Short problem: Transcribe the records below exactly as they appear.

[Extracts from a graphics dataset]
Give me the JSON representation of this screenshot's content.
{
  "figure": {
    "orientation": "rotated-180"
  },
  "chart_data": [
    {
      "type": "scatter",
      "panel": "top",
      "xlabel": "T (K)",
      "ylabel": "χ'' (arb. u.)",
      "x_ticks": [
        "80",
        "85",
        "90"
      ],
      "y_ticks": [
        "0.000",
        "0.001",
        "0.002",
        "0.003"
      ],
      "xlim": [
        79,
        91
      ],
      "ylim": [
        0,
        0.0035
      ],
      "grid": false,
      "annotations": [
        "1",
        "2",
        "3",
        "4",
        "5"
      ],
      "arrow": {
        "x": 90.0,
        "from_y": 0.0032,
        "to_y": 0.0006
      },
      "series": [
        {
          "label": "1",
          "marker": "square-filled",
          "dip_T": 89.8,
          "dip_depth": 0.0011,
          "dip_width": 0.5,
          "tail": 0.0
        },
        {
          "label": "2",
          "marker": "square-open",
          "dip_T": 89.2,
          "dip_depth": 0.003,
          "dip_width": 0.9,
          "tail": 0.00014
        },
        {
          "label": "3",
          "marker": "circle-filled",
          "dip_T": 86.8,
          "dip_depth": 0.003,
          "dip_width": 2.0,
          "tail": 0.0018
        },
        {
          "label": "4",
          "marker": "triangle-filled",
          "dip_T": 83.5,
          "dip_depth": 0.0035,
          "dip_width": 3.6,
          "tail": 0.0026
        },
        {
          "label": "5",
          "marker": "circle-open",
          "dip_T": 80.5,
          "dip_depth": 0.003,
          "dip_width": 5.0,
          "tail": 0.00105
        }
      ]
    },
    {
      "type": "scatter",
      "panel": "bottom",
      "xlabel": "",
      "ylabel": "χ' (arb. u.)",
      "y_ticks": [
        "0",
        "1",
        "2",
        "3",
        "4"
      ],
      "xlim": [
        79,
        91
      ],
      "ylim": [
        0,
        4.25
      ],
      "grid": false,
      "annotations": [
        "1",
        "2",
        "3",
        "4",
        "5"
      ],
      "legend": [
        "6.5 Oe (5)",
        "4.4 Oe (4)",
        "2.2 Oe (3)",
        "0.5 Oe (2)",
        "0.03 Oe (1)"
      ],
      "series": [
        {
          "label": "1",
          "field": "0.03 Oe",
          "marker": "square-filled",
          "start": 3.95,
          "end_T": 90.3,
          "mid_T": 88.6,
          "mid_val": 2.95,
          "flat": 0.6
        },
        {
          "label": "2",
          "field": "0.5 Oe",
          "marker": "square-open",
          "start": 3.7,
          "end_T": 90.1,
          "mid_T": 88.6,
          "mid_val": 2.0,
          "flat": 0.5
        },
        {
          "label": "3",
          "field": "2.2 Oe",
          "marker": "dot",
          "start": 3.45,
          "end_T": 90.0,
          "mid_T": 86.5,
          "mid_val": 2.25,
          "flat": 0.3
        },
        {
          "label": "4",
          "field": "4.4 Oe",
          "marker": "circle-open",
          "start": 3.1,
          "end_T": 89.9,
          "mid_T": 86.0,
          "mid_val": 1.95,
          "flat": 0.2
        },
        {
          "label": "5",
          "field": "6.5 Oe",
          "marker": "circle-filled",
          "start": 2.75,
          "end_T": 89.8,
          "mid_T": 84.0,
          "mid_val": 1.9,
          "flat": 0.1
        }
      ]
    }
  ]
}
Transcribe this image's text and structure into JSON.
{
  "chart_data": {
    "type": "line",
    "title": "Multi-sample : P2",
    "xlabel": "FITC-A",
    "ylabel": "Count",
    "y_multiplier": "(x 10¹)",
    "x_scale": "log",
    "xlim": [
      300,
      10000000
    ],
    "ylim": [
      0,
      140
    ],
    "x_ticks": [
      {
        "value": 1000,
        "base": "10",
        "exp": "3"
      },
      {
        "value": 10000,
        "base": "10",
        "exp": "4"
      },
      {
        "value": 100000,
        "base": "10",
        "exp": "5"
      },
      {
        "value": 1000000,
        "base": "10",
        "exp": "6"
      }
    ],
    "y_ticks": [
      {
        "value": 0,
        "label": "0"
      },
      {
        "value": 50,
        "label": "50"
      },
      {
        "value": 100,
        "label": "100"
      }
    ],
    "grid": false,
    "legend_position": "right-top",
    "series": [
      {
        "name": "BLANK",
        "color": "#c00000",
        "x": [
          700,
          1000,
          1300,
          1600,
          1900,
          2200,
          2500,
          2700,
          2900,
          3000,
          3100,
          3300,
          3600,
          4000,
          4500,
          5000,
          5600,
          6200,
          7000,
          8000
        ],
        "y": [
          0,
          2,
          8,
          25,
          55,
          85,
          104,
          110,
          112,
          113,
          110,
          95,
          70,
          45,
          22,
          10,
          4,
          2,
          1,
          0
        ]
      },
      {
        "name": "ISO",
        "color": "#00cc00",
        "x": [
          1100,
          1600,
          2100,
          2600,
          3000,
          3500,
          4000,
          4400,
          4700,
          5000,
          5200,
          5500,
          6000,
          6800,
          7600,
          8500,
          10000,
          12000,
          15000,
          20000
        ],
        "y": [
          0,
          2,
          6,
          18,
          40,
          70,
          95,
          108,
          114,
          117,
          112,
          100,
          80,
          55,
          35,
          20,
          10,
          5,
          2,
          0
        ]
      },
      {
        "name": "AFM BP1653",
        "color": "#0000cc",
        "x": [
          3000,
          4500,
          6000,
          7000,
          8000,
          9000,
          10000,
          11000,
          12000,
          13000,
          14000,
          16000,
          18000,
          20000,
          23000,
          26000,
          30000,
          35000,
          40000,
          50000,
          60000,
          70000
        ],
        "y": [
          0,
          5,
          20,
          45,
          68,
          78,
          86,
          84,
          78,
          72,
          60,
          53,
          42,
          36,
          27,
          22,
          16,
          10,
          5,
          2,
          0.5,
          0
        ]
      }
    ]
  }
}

Response:
Give me the JSON representation of this screenshot's content.
{
  "figure": {
    "orientation": "rotated-180"
  },
  "chart_data": [
    {
      "type": "scatter",
      "panel": "top",
      "xlabel": "T (K)",
      "ylabel": "χ'' (arb. u.)",
      "x_ticks": [
        "80",
        "85",
        "90"
      ],
      "y_ticks": [
        "0.000",
        "0.001",
        "0.002",
        "0.003"
      ],
      "xlim": [
        79,
        91
      ],
      "ylim": [
        0,
        0.0035
      ],
      "grid": false,
      "annotations": [
        "1",
        "2",
        "3",
        "4",
        "5"
      ],
      "arrow": {
        "x": 90.0,
        "from_y": 0.0032,
        "to_y": 0.0006
      },
      "series": [
        {
          "label": "1",
          "marker": "square-filled",
          "dip_T": 89.8,
          "dip_depth": 0.0011,
          "dip_width": 0.5,
          "tail": 0.0
        },
        {
          "label": "2",
          "marker": "square-open",
          "dip_T": 89.2,
          "dip_depth": 0.003,
          "dip_width": 0.9,
          "tail": 0.00014
        },
        {
          "label": "3",
          "marker": "circle-filled",
          "dip_T": 86.8,
          "dip_depth": 0.003,
          "dip_width": 2.0,
          "tail": 0.0018
        },
        {
          "label": "4",
          "marker": "triangle-filled",
          "dip_T": 83.5,
          "dip_depth": 0.0035,
          "dip_width": 3.6,
          "tail": 0.0026
        },
        {
          "label": "5",
          "marker": "circle-open",
          "dip_T": 80.5,
          "dip_depth": 0.003,
          "dip_width": 5.0,
          "tail": 0.00105
        }
      ]
    },
    {
      "type": "scatter",
      "panel": "bottom",
      "xlabel": "",
      "ylabel": "χ' (arb. u.)",
      "y_ticks": [
        "0",
        "1",
        "2",
        "3",
        "4"
      ],
      "xlim": [
        79,
        91
      ],
      "ylim": [
        0,
        4.25
      ],
      "grid": false,
      "annotations": [
        "1",
        "2",
        "3",
        "4",
        "5"
      ],
      "legend": [
        "6.5 Oe (5)",
        "4.4 Oe (4)",
        "2.2 Oe (3)",
        "0.5 Oe (2)",
        "0.03 Oe (1)"
      ],
      "series": [
        {
          "label": "1",
          "field": "0.03 Oe",
          "marker": "square-filled",
          "start": 3.95,
          "end_T": 90.3,
          "mid_T": 88.6,
          "mid_val": 2.95,
          "flat": 0.6
        },
        {
          "label": "2",
          "field": "0.5 Oe",
          "marker": "square-open",
          "start": 3.7,
          "end_T": 90.1,
          "mid_T": 88.6,
          "mid_val": 2.0,
          "flat": 0.5
        },
        {
          "label": "3",
          "field": "2.2 Oe",
          "marker": "dot",
          "start": 3.45,
          "end_T": 90.0,
          "mid_T": 86.5,
          "mid_val": 2.25,
          "flat": 0.3
        },
        {
          "label": "4",
          "field": "4.4 Oe",
          "marker": "circle-open",
          "start": 3.1,
          "end_T": 89.9,
          "mid_T": 86.0,
          "mid_val": 1.95,
          "flat": 0.2
        },
        {
          "label": "5",
          "field": "6.5 Oe",
          "marker": "circle-filled",
          "start": 2.75,
          "end_T": 89.8,
          "mid_T": 84.0,
          "mid_val": 1.9,
          "flat": 0.1
        }
      ]
    }
  ]
}
Transcribe this image's text and structure into JSON.
{
  "chart_data": {
    "type": "line",
    "title": "Multi-sample : P2",
    "xlabel": "FITC-A",
    "ylabel": "Count",
    "y_multiplier": "(x 10¹)",
    "x_scale": "log",
    "xlim": [
      300,
      10000000
    ],
    "ylim": [
      0,
      140
    ],
    "x_ticks": [
      {
        "value": 1000,
        "base": "10",
        "exp": "3"
      },
      {
        "value": 10000,
        "base": "10",
        "exp": "4"
      },
      {
        "value": 100000,
        "base": "10",
        "exp": "5"
      },
      {
        "value": 1000000,
        "base": "10",
        "exp": "6"
      }
    ],
    "y_ticks": [
      {
        "value": 0,
        "label": "0"
      },
      {
        "value": 50,
        "label": "50"
      },
      {
        "value": 100,
        "label": "100"
      }
    ],
    "grid": false,
    "legend_position": "right-top",
    "series": [
      {
        "name": "BLANK",
        "color": "#c00000",
        "x": [
          700,
          1000,
          1300,
          1600,
          1900,
          2200,
          2500,
          2700,
          2900,
          3000,
          3100,
          3300,
          3600,
          4000,
          4500,
          5000,
          5600,
          6200,
          7000,
          8000
        ],
        "y": [
          0,
          2,
          8,
          25,
          55,
          85,
          104,
          110,
          112,
          113,
          110,
          95,
          70,
          45,
          22,
          10,
          4,
          2,
          1,
          0
        ]
      },
      {
        "name": "ISO",
        "color": "#00cc00",
        "x": [
          1100,
          1600,
          2100,
          2600,
          3000,
          3500,
          4000,
          4400,
          4700,
          5000,
          5200,
          5500,
          6000,
          6800,
          7600,
          8500,
          10000,
          12000,
          15000,
          20000
        ],
        "y": [
          0,
          2,
          6,
          18,
          40,
          70,
          95,
          108,
          114,
          117,
          112,
          100,
          80,
          55,
          35,
          20,
          10,
          5,
          2,
          0
        ]
      },
      {
        "name": "AFM BP1653",
        "color": "#0000cc",
        "x": [
          3000,
          4500,
          6000,
          7000,
          8000,
          9000,
          10000,
          11000,
          12000,
          13000,
          14000,
          16000,
          18000,
          20000,
          23000,
          26000,
          30000,
          35000,
          40000,
          50000,
          60000,
          70000
        ],
        "y": [
          0,
          5,
          20,
          45,
          68,
          78,
          86,
          84,
          78,
          72,
          60,
          53,
          42,
          36,
          27,
          22,
          16,
          10,
          5,
          2,
          0.5,
          0
        ]
      }
    ]
  }
}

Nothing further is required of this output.